A text format where each line represents a labeled feature vector using the following format:
label index1:value1 index2:value1 index3:value3 ...
- label
- type: Int
- when the input is training data, it is the label of the data point; for binary classification, a label should be {0, 1}; for multiclass classification, labels should be class indices starting from zero: {0, 1, ..., n}
- when the input is test data, it is the index of the data point
- index:value
- represents the feature's index-value pair, where index type is Int and value type is Double
- feature index starts from 1, similar to libsvm' style
# libsvm example
1 1:0.5 3:3.1 7:1.0
0 2:0.1 3:2.3 5:2.0
1 4:0.2 7:1.1 9:0.0
....
A text format where each line represents a labeled feature vector, separated by
(space) using the following format:
label index1 index2 index3
- label
- type: Int
- when the input is training data, it is the label of the data point; for binary classification, a label should be {0, 1}; for multiclass classification, labels should be class indices starting from zero: {0, 1, ..., n}
- when the input is test data, it is the index of the data point
- index
- type: Int/Long
- feature index, starting from 0
- represents the indices of features that are 1 (unrepresented features are 0)
# dummy type example
0 3 7 999 666
1 0 2 88 77
...
.....
• _Requirement_: In the feature-format description, list every data type named for a label, index or value. These items come from a separate source unrelated to the feature-format description.

Element and coordinate records:
.....
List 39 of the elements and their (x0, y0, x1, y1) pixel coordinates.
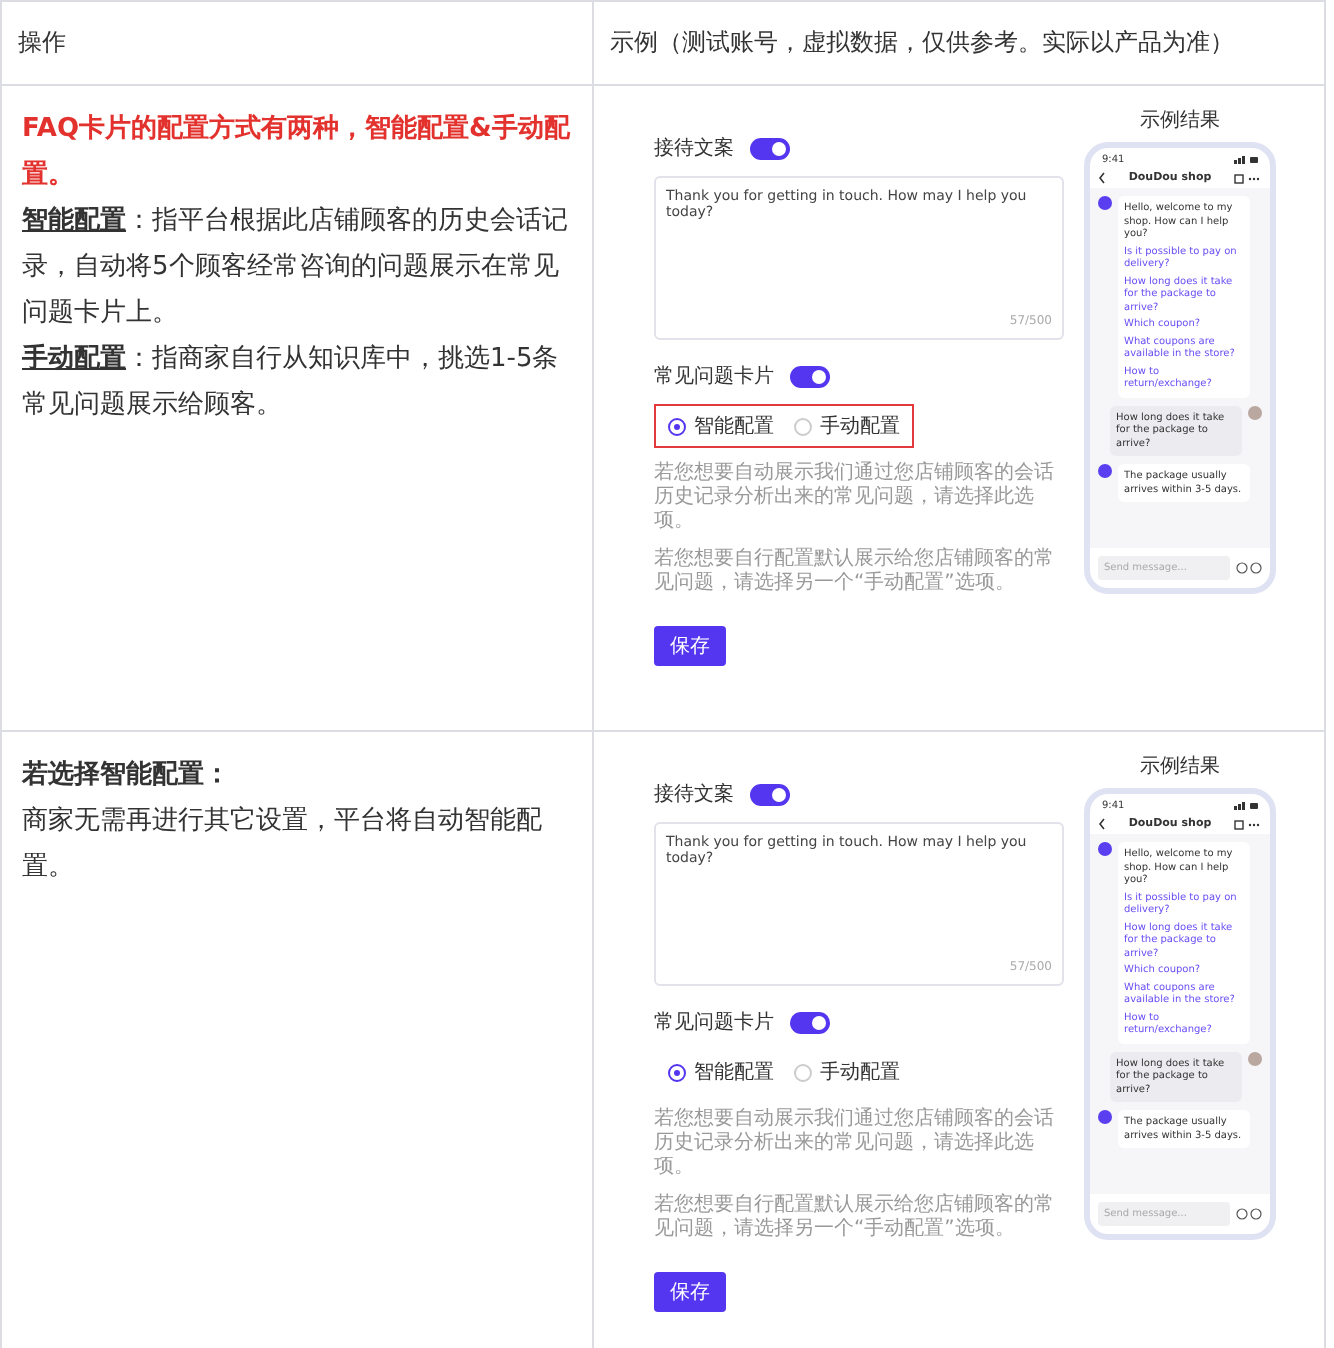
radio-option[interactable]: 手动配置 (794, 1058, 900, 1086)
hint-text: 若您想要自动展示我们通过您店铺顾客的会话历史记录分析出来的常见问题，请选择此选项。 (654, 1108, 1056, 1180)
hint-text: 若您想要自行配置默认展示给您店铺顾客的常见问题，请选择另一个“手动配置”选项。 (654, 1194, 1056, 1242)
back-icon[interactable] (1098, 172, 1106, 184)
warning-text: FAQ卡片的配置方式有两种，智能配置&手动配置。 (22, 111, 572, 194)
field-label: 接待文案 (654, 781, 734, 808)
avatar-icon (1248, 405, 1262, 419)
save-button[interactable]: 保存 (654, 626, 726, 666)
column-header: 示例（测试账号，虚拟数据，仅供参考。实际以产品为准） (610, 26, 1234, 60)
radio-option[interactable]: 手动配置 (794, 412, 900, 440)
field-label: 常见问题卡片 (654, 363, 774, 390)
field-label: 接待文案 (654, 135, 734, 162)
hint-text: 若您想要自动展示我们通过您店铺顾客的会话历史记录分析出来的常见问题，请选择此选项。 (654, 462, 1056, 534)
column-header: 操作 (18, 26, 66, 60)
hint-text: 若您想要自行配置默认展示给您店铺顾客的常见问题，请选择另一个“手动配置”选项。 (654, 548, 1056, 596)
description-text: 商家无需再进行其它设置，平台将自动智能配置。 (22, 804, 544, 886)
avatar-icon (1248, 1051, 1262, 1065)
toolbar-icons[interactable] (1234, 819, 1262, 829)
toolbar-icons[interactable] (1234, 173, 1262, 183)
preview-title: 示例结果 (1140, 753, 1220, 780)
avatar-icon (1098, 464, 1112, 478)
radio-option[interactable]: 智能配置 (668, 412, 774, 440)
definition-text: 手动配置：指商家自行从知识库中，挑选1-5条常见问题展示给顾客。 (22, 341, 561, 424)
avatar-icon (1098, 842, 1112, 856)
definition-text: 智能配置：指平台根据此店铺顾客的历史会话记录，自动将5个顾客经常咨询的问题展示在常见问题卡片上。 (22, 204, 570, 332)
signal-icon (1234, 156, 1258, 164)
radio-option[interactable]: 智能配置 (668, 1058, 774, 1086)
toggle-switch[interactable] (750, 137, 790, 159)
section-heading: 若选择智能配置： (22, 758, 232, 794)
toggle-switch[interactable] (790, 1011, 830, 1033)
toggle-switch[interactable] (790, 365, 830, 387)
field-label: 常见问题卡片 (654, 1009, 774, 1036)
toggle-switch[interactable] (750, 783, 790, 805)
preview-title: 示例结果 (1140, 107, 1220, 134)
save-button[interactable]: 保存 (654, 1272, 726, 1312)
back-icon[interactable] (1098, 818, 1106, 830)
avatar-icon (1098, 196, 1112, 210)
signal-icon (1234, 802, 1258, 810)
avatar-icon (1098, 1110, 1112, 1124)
.....
• _Exercise output_:
Int
Double
Long